**What you will do**: How many lines in the listing below include the word "good"? Reply with the count alone.

(Excerpts from a figure dataset)

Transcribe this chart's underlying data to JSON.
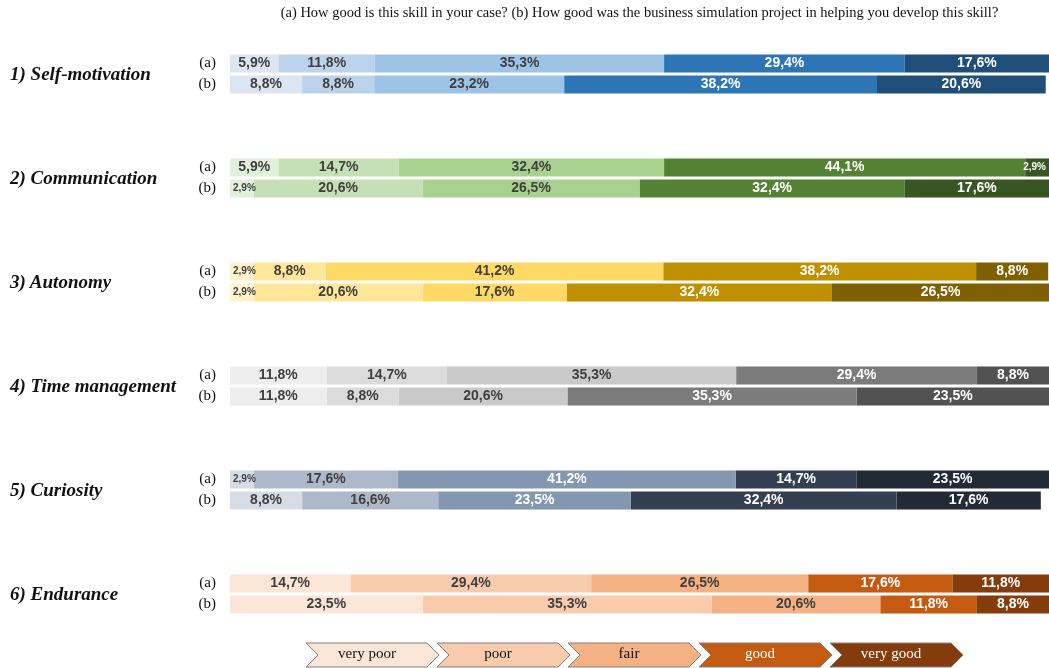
{
  "chart_data": [
    {
      "type": "bar",
      "orientation": "horizontal",
      "stacked": true,
      "title": "(a) How good is this skill in your case?  (b) How good was the business simulation project in helping you develop this skill?",
      "ylabel": "1) Self-motivation",
      "categories": [
        "(a)",
        "(b)"
      ],
      "tick_labels": "y",
      "series": [
        {
          "color": "#dce6f2",
          "values": [
            5.9,
            8.8
          ],
          "value_labels": [
            "5,9%",
            "8,8%"
          ]
        },
        {
          "color": "#bdd3ec",
          "values": [
            11.8,
            8.8
          ],
          "value_labels": [
            "11,8%",
            "8,8%"
          ]
        },
        {
          "color": "#9dc3e6",
          "values": [
            35.3,
            23.2
          ],
          "value_labels": [
            "35,3%",
            "23,2%"
          ]
        },
        {
          "color": "#2e75b6",
          "values": [
            29.4,
            38.2
          ],
          "value_labels": [
            "29,4%",
            "38,2%"
          ]
        },
        {
          "color": "#1f4e79",
          "values": [
            17.6,
            20.6
          ],
          "value_labels": [
            "17,6%",
            "20,6%"
          ]
        }
      ]
    },
    {
      "type": "bar",
      "orientation": "horizontal",
      "stacked": true,
      "ylabel": "2) Communication",
      "categories": [
        "(a)",
        "(b)"
      ],
      "tick_labels": "y",
      "series": [
        {
          "color": "#e2efd9",
          "values": [
            5.9,
            2.9
          ],
          "value_labels": [
            "5,9%",
            "2,9%"
          ]
        },
        {
          "color": "#c5e0b4",
          "values": [
            14.7,
            20.6
          ],
          "value_labels": [
            "14,7%",
            "20,6%"
          ]
        },
        {
          "color": "#a9d18e",
          "values": [
            32.4,
            26.5
          ],
          "value_labels": [
            "32,4%",
            "26,5%"
          ]
        },
        {
          "color": "#548235",
          "values": [
            44.1,
            32.4
          ],
          "value_labels": [
            "44,1%",
            "32,4%"
          ]
        },
        {
          "color": "#375623",
          "values": [
            2.9,
            17.6
          ],
          "value_labels": [
            "2,9%",
            "17,6%"
          ]
        }
      ]
    },
    {
      "type": "bar",
      "orientation": "horizontal",
      "stacked": true,
      "ylabel": "3) Autonomy",
      "categories": [
        "(a)",
        "(b)"
      ],
      "tick_labels": "y",
      "series": [
        {
          "color": "#fff2cc",
          "values": [
            2.9,
            2.9
          ],
          "value_labels": [
            "2,9%",
            "2,9%"
          ]
        },
        {
          "color": "#ffe699",
          "values": [
            8.8,
            20.6
          ],
          "value_labels": [
            "8,8%",
            "20,6%"
          ]
        },
        {
          "color": "#ffd966",
          "values": [
            41.2,
            17.6
          ],
          "value_labels": [
            "41,2%",
            "17,6%"
          ]
        },
        {
          "color": "#bf9000",
          "values": [
            38.2,
            32.4
          ],
          "value_labels": [
            "38,2%",
            "32,4%"
          ]
        },
        {
          "color": "#7f6000",
          "values": [
            8.8,
            26.5
          ],
          "value_labels": [
            "8,8%",
            "26,5%"
          ]
        }
      ]
    },
    {
      "type": "bar",
      "orientation": "horizontal",
      "stacked": true,
      "ylabel": "4) Time management",
      "categories": [
        "(a)",
        "(b)"
      ],
      "tick_labels": "y",
      "series": [
        {
          "color": "#ededed",
          "values": [
            11.8,
            11.8
          ],
          "value_labels": [
            "11,8%",
            "11,8%"
          ]
        },
        {
          "color": "#dbdbdb",
          "values": [
            14.7,
            8.8
          ],
          "value_labels": [
            "14,7%",
            "8,8%"
          ]
        },
        {
          "color": "#c9c9c9",
          "values": [
            35.3,
            20.6
          ],
          "value_labels": [
            "35,3%",
            "20,6%"
          ]
        },
        {
          "color": "#7b7b7b",
          "values": [
            29.4,
            35.3
          ],
          "value_labels": [
            "29,4%",
            "35,3%"
          ]
        },
        {
          "color": "#525252",
          "values": [
            8.8,
            23.5
          ],
          "value_labels": [
            "8,8%",
            "23,5%"
          ]
        }
      ]
    },
    {
      "type": "bar",
      "orientation": "horizontal",
      "stacked": true,
      "ylabel": "5) Curiosity",
      "categories": [
        "(a)",
        "(b)"
      ],
      "tick_labels": "y",
      "series": [
        {
          "color": "#d6dce5",
          "values": [
            2.9,
            8.8
          ],
          "value_labels": [
            "2,9%",
            "8,8%"
          ]
        },
        {
          "color": "#adb9ca",
          "values": [
            17.6,
            16.6
          ],
          "value_labels": [
            "17,6%",
            "16,6%"
          ]
        },
        {
          "color": "#8497b0",
          "values": [
            41.2,
            23.5
          ],
          "value_labels": [
            "41,2%",
            "23,5%"
          ]
        },
        {
          "color": "#333f50",
          "values": [
            14.7,
            32.4
          ],
          "value_labels": [
            "14,7%",
            "32,4%"
          ]
        },
        {
          "color": "#222a35",
          "values": [
            23.5,
            17.6
          ],
          "value_labels": [
            "23,5%",
            "17,6%"
          ]
        }
      ]
    },
    {
      "type": "bar",
      "orientation": "horizontal",
      "stacked": true,
      "ylabel": "6) Endurance",
      "categories": [
        "(a)",
        "(b)"
      ],
      "tick_labels": "y",
      "legend": "bottom",
      "series": [
        {
          "name": "very poor",
          "color": "#fbe5d6",
          "values": [
            14.7,
            23.5
          ],
          "value_labels": [
            "14,7%",
            "23,5%"
          ]
        },
        {
          "name": "poor",
          "color": "#f8cbad",
          "values": [
            29.4,
            35.3
          ],
          "value_labels": [
            "29,4%",
            "35,3%"
          ]
        },
        {
          "name": "fair",
          "color": "#f4b183",
          "values": [
            26.5,
            20.6
          ],
          "value_labels": [
            "26,5%",
            "20,6%"
          ]
        },
        {
          "name": "good",
          "color": "#c55a11",
          "values": [
            17.6,
            11.8
          ],
          "value_labels": [
            "17,6%",
            "11,8%"
          ]
        },
        {
          "name": "very good",
          "color": "#843c0c",
          "values": [
            11.8,
            8.8
          ],
          "value_labels": [
            "11,8%",
            "8,8%"
          ]
        }
      ]
    }
  ]
}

**Finished task**: 3